» DATA ROWS:
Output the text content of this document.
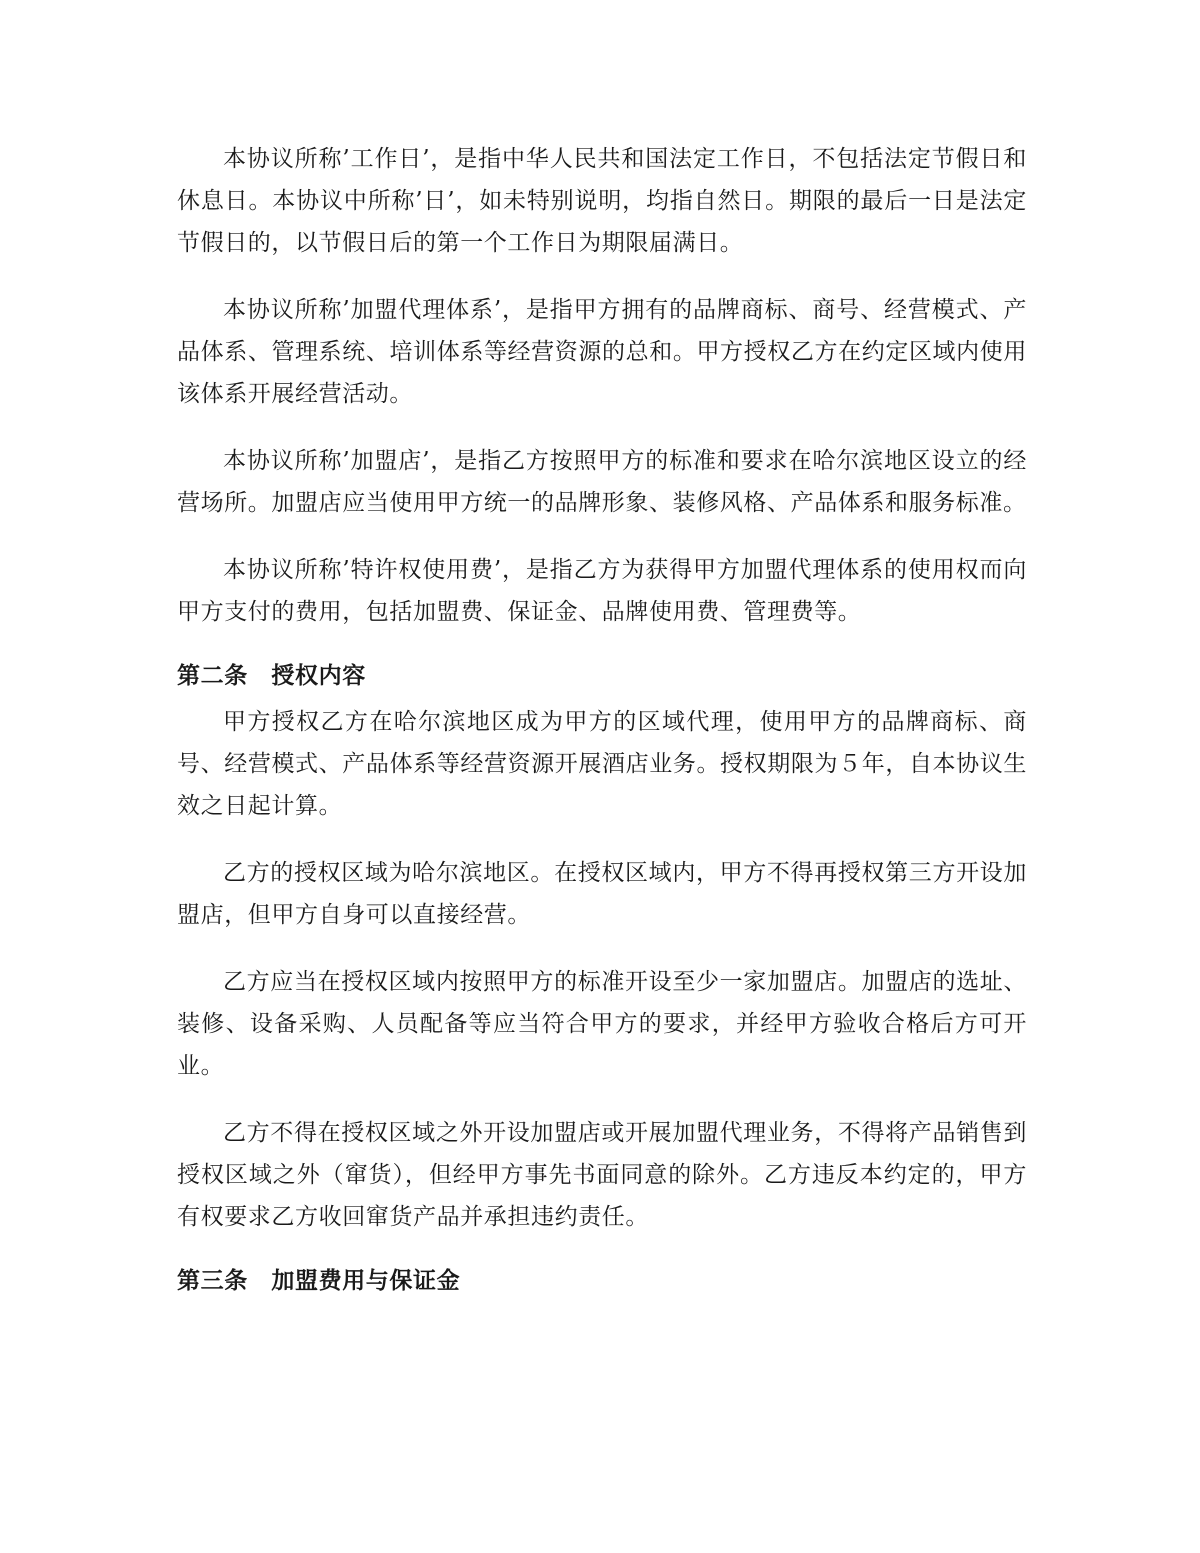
本协议所称’工作日’，是指中华人民共和国法定工作日，不包括法定节假日和休息日。本协议中所称’日’，如未特别说明，均指自然日。期限的最后一日是法定节假日的，以节假日后的第一个工作日为期限届满日。

本协议所称’加盟代理体系’，是指甲方拥有的品牌商标、商号、经营模式、产品体系、管理系统、培训体系等经营资源的总和。甲方授权乙方在约定区域内使用该体系开展经营活动。

本协议所称’加盟店’，是指乙方按照甲方的标准和要求在哈尔滨地区设立的经营场所。加盟店应当使用甲方统一的品牌形象、装修风格、产品体系和服务标准。

本协议所称’特许权使用费’，是指乙方为获得甲方加盟代理体系的使用权而向甲方支付的费用，包括加盟费、保证金、品牌使用费、管理费等。

第二条　授权内容

甲方授权乙方在哈尔滨地区成为甲方的区域代理，使用甲方的品牌商标、商号、经营模式、产品体系等经营资源开展酒店业务。授权期限为５年，自本协议生效之日起计算。

乙方的授权区域为哈尔滨地区。在授权区域内，甲方不得再授权第三方开设加盟店，但甲方自身可以直接经营。

乙方应当在授权区域内按照甲方的标准开设至少一家加盟店。加盟店的选址、装修、设备采购、人员配备等应当符合甲方的要求，并经甲方验收合格后方可开业。

乙方不得在授权区域之外开设加盟店或开展加盟代理业务，不得将产品销售到授权区域之外（窜货），但经甲方事先书面同意的除外。乙方违反本约定的，甲方有权要求乙方收回窜货产品并承担违约责任。

第三条　加盟费用与保证金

» WORK INSTRUCTIONS:
Retype each line of the listing above word for word. Exclude the pictures.

» COMPLETE OUTPUT:
Output the text content of this document.
本协议所称’工作日’，是指中华人民共和国法定工作日，不包括法定节假日和休息日。本协议中所称’日’，如未特别说明，均指自然日。期限的最后一日是法定节假日的，以节假日后的第一个工作日为期限届满日。

本协议所称’加盟代理体系’，是指甲方拥有的品牌商标、商号、经营模式、产品体系、管理系统、培训体系等经营资源的总和。甲方授权乙方在约定区域内使用该体系开展经营活动。

本协议所称’加盟店’，是指乙方按照甲方的标准和要求在哈尔滨地区设立的经营场所。加盟店应当使用甲方统一的品牌形象、装修风格、产品体系和服务标准。

本协议所称’特许权使用费’，是指乙方为获得甲方加盟代理体系的使用权而向甲方支付的费用，包括加盟费、保证金、品牌使用费、管理费等。

第二条　授权内容

甲方授权乙方在哈尔滨地区成为甲方的区域代理，使用甲方的品牌商标、商号、经营模式、产品体系等经营资源开展酒店业务。授权期限为５年，自本协议生效之日起计算。

乙方的授权区域为哈尔滨地区。在授权区域内，甲方不得再授权第三方开设加盟店，但甲方自身可以直接经营。

乙方应当在授权区域内按照甲方的标准开设至少一家加盟店。加盟店的选址、装修、设备采购、人员配备等应当符合甲方的要求，并经甲方验收合格后方可开业。

乙方不得在授权区域之外开设加盟店或开展加盟代理业务，不得将产品销售到授权区域之外（窜货），但经甲方事先书面同意的除外。乙方违反本约定的，甲方有权要求乙方收回窜货产品并承担违约责任。

第三条　加盟费用与保证金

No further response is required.